Leave the pictures out and reproduce, exactly, the lines from the one with "Extract the chart's" through the end of the entries below.
* begin The data *
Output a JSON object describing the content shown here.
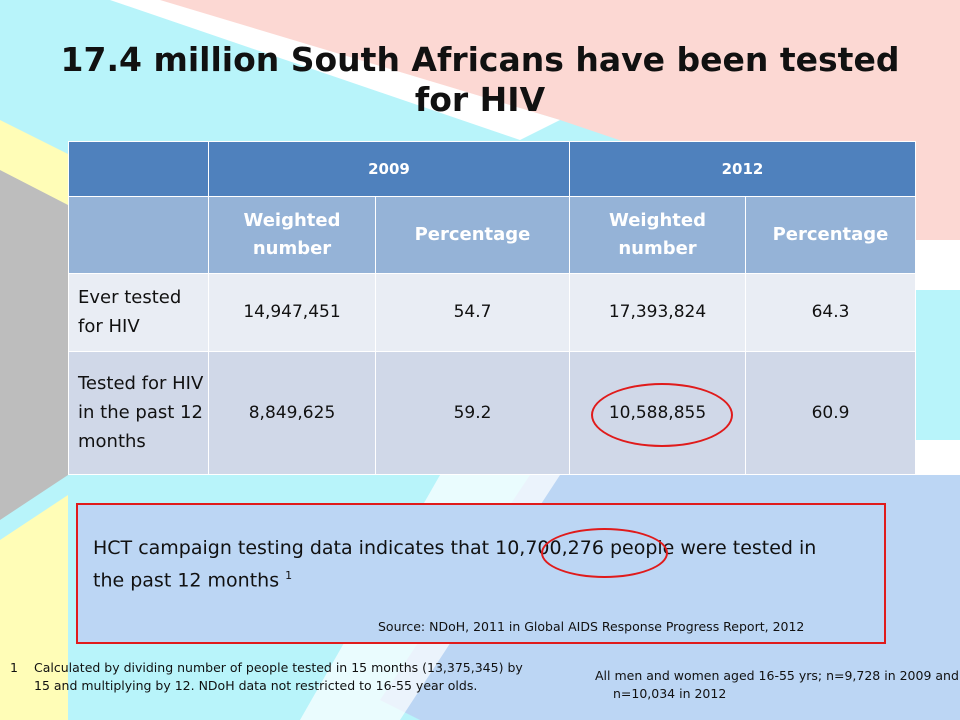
{
  "title": "17.4 million South Africans have been tested for HIV",
  "table": {
    "years": [
      "2009",
      "2012"
    ],
    "subheaders": [
      "Weighted number",
      "Percentage",
      "Weighted number",
      "Percentage"
    ],
    "rows": [
      {
        "label": "Ever tested for HIV",
        "values": [
          "14,947,451",
          "54.7",
          "17,393,824",
          "64.3"
        ]
      },
      {
        "label": "Tested for HIV in the past 12 months",
        "values": [
          "8,849,625",
          "59.2",
          "10,588,855",
          "60.9"
        ]
      }
    ]
  },
  "callout": {
    "text": "HCT campaign testing data indicates that 10,700,276 people were tested in the past 12 months",
    "sup": "1",
    "source": "Source: NDoH, 2011 in Global AIDS Response Progress Report, 2012"
  },
  "footnote": {
    "number": "1",
    "text": "Calculated by dividing number of people tested in 15 months (13,375,345) by 15 and multiplying by 12. NDoH data not restricted to 16-55 year olds."
  },
  "sample_note": "All men and women aged 16-55 yrs; n=9,728 in 2009 and n=10,034 in 2012",
  "colors": {
    "header": "#4f81bd",
    "subheader": "#95b3d7",
    "row_light": "#e9edf4",
    "row_dark": "#d0d8e8",
    "highlight": "#e01b1b"
  }
}
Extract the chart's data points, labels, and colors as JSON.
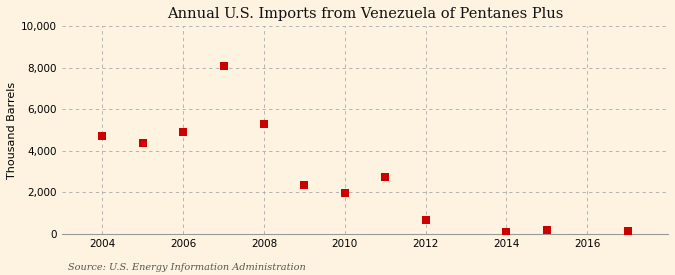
{
  "title": "Annual U.S. Imports from Venezuela of Pentanes Plus",
  "ylabel": "Thousand Barrels",
  "source": "Source: U.S. Energy Information Administration",
  "background_color": "#fdf3e0",
  "plot_background_color": "#fdf3e0",
  "years": [
    2004,
    2005,
    2006,
    2007,
    2008,
    2009,
    2010,
    2011,
    2012,
    2014,
    2015,
    2017
  ],
  "values": [
    4700,
    4400,
    4900,
    8100,
    5300,
    2350,
    1950,
    2750,
    650,
    100,
    200,
    150
  ],
  "marker_color": "#cc0000",
  "marker_size": 28,
  "ylim": [
    0,
    10000
  ],
  "yticks": [
    0,
    2000,
    4000,
    6000,
    8000,
    10000
  ],
  "xlim": [
    2003.0,
    2018.0
  ],
  "xticks": [
    2004,
    2006,
    2008,
    2010,
    2012,
    2014,
    2016
  ],
  "title_fontsize": 10.5,
  "label_fontsize": 8,
  "tick_fontsize": 7.5,
  "source_fontsize": 7
}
* end The data *
=== Task result ===
Extract the chart's data points, labels, and colors as JSON.
{
  "title": "Annual U.S. Imports from Venezuela of Pentanes Plus",
  "ylabel": "Thousand Barrels",
  "source": "Source: U.S. Energy Information Administration",
  "background_color": "#fdf3e0",
  "plot_background_color": "#fdf3e0",
  "years": [
    2004,
    2005,
    2006,
    2007,
    2008,
    2009,
    2010,
    2011,
    2012,
    2014,
    2015,
    2017
  ],
  "values": [
    4700,
    4400,
    4900,
    8100,
    5300,
    2350,
    1950,
    2750,
    650,
    100,
    200,
    150
  ],
  "marker_color": "#cc0000",
  "marker_size": 28,
  "ylim": [
    0,
    10000
  ],
  "yticks": [
    0,
    2000,
    4000,
    6000,
    8000,
    10000
  ],
  "xlim": [
    2003.0,
    2018.0
  ],
  "xticks": [
    2004,
    2006,
    2008,
    2010,
    2012,
    2014,
    2016
  ],
  "title_fontsize": 10.5,
  "label_fontsize": 8,
  "tick_fontsize": 7.5,
  "source_fontsize": 7
}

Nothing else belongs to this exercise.